=== EXCERPTED RECORDS ===

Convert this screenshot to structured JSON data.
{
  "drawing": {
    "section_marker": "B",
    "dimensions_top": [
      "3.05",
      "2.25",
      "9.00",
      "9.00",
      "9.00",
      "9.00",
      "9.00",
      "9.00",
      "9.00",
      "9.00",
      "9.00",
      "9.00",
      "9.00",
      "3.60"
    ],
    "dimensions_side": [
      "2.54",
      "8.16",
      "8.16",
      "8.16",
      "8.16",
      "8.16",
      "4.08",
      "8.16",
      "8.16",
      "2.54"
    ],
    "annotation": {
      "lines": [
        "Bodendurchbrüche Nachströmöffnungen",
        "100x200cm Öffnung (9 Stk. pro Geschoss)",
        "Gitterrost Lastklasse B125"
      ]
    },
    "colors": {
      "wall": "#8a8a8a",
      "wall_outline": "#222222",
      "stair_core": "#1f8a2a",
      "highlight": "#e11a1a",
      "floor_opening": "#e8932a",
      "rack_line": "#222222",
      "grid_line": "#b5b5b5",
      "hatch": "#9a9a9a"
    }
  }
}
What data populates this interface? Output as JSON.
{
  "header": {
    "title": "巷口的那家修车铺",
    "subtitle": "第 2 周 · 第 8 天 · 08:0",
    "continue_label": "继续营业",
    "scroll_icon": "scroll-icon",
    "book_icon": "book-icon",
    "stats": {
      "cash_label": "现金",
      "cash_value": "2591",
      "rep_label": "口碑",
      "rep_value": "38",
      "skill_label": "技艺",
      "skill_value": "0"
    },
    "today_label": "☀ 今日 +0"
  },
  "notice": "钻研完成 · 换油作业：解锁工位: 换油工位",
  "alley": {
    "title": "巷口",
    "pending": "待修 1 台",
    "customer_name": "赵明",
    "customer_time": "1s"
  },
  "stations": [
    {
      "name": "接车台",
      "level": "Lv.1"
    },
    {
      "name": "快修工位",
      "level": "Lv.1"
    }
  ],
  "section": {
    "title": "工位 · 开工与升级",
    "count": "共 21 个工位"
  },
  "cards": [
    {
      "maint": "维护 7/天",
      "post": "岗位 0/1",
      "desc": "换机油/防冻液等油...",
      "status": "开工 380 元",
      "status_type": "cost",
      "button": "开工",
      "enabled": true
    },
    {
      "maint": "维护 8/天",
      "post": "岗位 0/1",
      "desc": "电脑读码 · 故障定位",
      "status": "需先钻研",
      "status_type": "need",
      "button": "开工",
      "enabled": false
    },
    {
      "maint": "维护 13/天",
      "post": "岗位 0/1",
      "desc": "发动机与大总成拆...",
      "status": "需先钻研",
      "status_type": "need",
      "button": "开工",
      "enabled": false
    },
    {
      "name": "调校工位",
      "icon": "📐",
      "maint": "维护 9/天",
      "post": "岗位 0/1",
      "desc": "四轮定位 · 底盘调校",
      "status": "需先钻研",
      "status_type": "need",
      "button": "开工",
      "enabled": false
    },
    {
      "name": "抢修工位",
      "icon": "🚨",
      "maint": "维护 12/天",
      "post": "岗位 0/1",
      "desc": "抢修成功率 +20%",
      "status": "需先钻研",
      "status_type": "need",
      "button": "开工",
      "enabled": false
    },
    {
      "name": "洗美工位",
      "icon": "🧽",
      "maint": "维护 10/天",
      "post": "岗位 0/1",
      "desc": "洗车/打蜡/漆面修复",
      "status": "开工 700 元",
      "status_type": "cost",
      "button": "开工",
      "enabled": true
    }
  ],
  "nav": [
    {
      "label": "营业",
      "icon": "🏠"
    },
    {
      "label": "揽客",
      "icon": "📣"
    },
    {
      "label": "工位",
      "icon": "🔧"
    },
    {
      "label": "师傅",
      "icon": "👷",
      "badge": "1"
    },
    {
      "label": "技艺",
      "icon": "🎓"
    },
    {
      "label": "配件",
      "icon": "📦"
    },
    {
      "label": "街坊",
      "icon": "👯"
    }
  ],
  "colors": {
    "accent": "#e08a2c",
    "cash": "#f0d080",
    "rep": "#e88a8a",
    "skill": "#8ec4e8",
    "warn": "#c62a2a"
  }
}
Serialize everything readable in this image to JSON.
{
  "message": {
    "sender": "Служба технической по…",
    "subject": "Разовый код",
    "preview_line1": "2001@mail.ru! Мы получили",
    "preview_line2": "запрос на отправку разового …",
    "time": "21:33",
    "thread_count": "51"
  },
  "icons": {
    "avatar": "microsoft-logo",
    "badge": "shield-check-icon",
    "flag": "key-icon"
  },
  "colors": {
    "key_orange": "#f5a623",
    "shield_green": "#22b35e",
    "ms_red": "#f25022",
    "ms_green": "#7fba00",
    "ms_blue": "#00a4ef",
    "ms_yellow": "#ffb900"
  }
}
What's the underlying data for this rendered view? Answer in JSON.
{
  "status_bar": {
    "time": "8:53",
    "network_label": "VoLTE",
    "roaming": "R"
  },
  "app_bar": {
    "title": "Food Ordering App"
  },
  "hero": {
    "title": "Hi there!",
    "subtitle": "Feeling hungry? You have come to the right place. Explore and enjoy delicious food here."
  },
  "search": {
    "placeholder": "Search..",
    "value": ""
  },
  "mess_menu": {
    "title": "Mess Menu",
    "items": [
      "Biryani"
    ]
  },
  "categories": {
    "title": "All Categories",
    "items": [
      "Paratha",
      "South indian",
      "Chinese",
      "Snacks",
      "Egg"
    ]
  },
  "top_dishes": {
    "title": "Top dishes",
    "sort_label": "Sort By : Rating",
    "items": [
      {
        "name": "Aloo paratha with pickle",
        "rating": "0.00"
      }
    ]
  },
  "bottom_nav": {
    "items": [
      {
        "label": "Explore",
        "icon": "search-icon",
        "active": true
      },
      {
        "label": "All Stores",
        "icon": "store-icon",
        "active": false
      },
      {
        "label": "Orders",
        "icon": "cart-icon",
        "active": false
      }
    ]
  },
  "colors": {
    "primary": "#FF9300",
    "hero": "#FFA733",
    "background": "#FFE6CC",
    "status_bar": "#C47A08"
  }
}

=== WORK REQUIRED ===
Please repeat all the records above exactly as they appear.

=== PROBLEM SOLUTION ===
Convert this screenshot to structured JSON data.
{
  "drawing": {
    "section_marker": "B",
    "dimensions_top": [
      "3.05",
      "2.25",
      "9.00",
      "9.00",
      "9.00",
      "9.00",
      "9.00",
      "9.00",
      "9.00",
      "9.00",
      "9.00",
      "9.00",
      "9.00",
      "3.60"
    ],
    "dimensions_side": [
      "2.54",
      "8.16",
      "8.16",
      "8.16",
      "8.16",
      "8.16",
      "4.08",
      "8.16",
      "8.16",
      "2.54"
    ],
    "annotation": {
      "lines": [
        "Bodendurchbrüche Nachströmöffnungen",
        "100x200cm Öffnung (9 Stk. pro Geschoss)",
        "Gitterrost Lastklasse B125"
      ]
    },
    "colors": {
      "wall": "#8a8a8a",
      "wall_outline": "#222222",
      "stair_core": "#1f8a2a",
      "highlight": "#e11a1a",
      "floor_opening": "#e8932a",
      "rack_line": "#222222",
      "grid_line": "#b5b5b5",
      "hatch": "#9a9a9a"
    }
  }
}
What data populates this interface? Output as JSON.
{
  "header": {
    "title": "巷口的那家修车铺",
    "subtitle": "第 2 周 · 第 8 天 · 08:0",
    "continue_label": "继续营业",
    "scroll_icon": "scroll-icon",
    "book_icon": "book-icon",
    "stats": {
      "cash_label": "现金",
      "cash_value": "2591",
      "rep_label": "口碑",
      "rep_value": "38",
      "skill_label": "技艺",
      "skill_value": "0"
    },
    "today_label": "☀ 今日 +0"
  },
  "notice": "钻研完成 · 换油作业：解锁工位: 换油工位",
  "alley": {
    "title": "巷口",
    "pending": "待修 1 台",
    "customer_name": "赵明",
    "customer_time": "1s"
  },
  "stations": [
    {
      "name": "接车台",
      "level": "Lv.1"
    },
    {
      "name": "快修工位",
      "level": "Lv.1"
    }
  ],
  "section": {
    "title": "工位 · 开工与升级",
    "count": "共 21 个工位"
  },
  "cards": [
    {
      "maint": "维护 7/天",
      "post": "岗位 0/1",
      "desc": "换机油/防冻液等油...",
      "status": "开工 380 元",
      "status_type": "cost",
      "button": "开工",
      "enabled": true
    },
    {
      "maint": "维护 8/天",
      "post": "岗位 0/1",
      "desc": "电脑读码 · 故障定位",
      "status": "需先钻研",
      "status_type": "need",
      "button": "开工",
      "enabled": false
    },
    {
      "maint": "维护 13/天",
      "post": "岗位 0/1",
      "desc": "发动机与大总成拆...",
      "status": "需先钻研",
      "status_type": "need",
      "button": "开工",
      "enabled": false
    },
    {
      "name": "调校工位",
      "icon": "📐",
      "maint": "维护 9/天",
      "post": "岗位 0/1",
      "desc": "四轮定位 · 底盘调校",
      "status": "需先钻研",
      "status_type": "need",
      "button": "开工",
      "enabled": false
    },
    {
      "name": "抢修工位",
      "icon": "🚨",
      "maint": "维护 12/天",
      "post": "岗位 0/1",
      "desc": "抢修成功率 +20%",
      "status": "需先钻研",
      "status_type": "need",
      "button": "开工",
      "enabled": false
    },
    {
      "name": "洗美工位",
      "icon": "🧽",
      "maint": "维护 10/天",
      "post": "岗位 0/1",
      "desc": "洗车/打蜡/漆面修复",
      "status": "开工 700 元",
      "status_type": "cost",
      "button": "开工",
      "enabled": true
    }
  ],
  "nav": [
    {
      "label": "营业",
      "icon": "🏠"
    },
    {
      "label": "揽客",
      "icon": "📣"
    },
    {
      "label": "工位",
      "icon": "🔧"
    },
    {
      "label": "师傅",
      "icon": "👷",
      "badge": "1"
    },
    {
      "label": "技艺",
      "icon": "🎓"
    },
    {
      "label": "配件",
      "icon": "📦"
    },
    {
      "label": "街坊",
      "icon": "👯"
    }
  ],
  "colors": {
    "accent": "#e08a2c",
    "cash": "#f0d080",
    "rep": "#e88a8a",
    "skill": "#8ec4e8",
    "warn": "#c62a2a"
  }
}
Serialize everything readable in this image to JSON.
{
  "message": {
    "sender": "Служба технической по…",
    "subject": "Разовый код",
    "preview_line1": "2001@mail.ru! Мы получили",
    "preview_line2": "запрос на отправку разового …",
    "time": "21:33",
    "thread_count": "51"
  },
  "icons": {
    "avatar": "microsoft-logo",
    "badge": "shield-check-icon",
    "flag": "key-icon"
  },
  "colors": {
    "key_orange": "#f5a623",
    "shield_green": "#22b35e",
    "ms_red": "#f25022",
    "ms_green": "#7fba00",
    "ms_blue": "#00a4ef",
    "ms_yellow": "#ffb900"
  }
}
What's the underlying data for this rendered view? Answer in JSON.
{
  "status_bar": {
    "time": "8:53",
    "network_label": "VoLTE",
    "roaming": "R"
  },
  "app_bar": {
    "title": "Food Ordering App"
  },
  "hero": {
    "title": "Hi there!",
    "subtitle": "Feeling hungry? You have come to the right place. Explore and enjoy delicious food here."
  },
  "search": {
    "placeholder": "Search..",
    "value": ""
  },
  "mess_menu": {
    "title": "Mess Menu",
    "items": [
      "Biryani"
    ]
  },
  "categories": {
    "title": "All Categories",
    "items": [
      "Paratha",
      "South indian",
      "Chinese",
      "Snacks",
      "Egg"
    ]
  },
  "top_dishes": {
    "title": "Top dishes",
    "sort_label": "Sort By : Rating",
    "items": [
      {
        "name": "Aloo paratha with pickle",
        "rating": "0.00"
      }
    ]
  },
  "bottom_nav": {
    "items": [
      {
        "label": "Explore",
        "icon": "search-icon",
        "active": true
      },
      {
        "label": "All Stores",
        "icon": "store-icon",
        "active": false
      },
      {
        "label": "Orders",
        "icon": "cart-icon",
        "active": false
      }
    ]
  },
  "colors": {
    "primary": "#FF9300",
    "hero": "#FFA733",
    "background": "#FFE6CC",
    "status_bar": "#C47A08"
  }
}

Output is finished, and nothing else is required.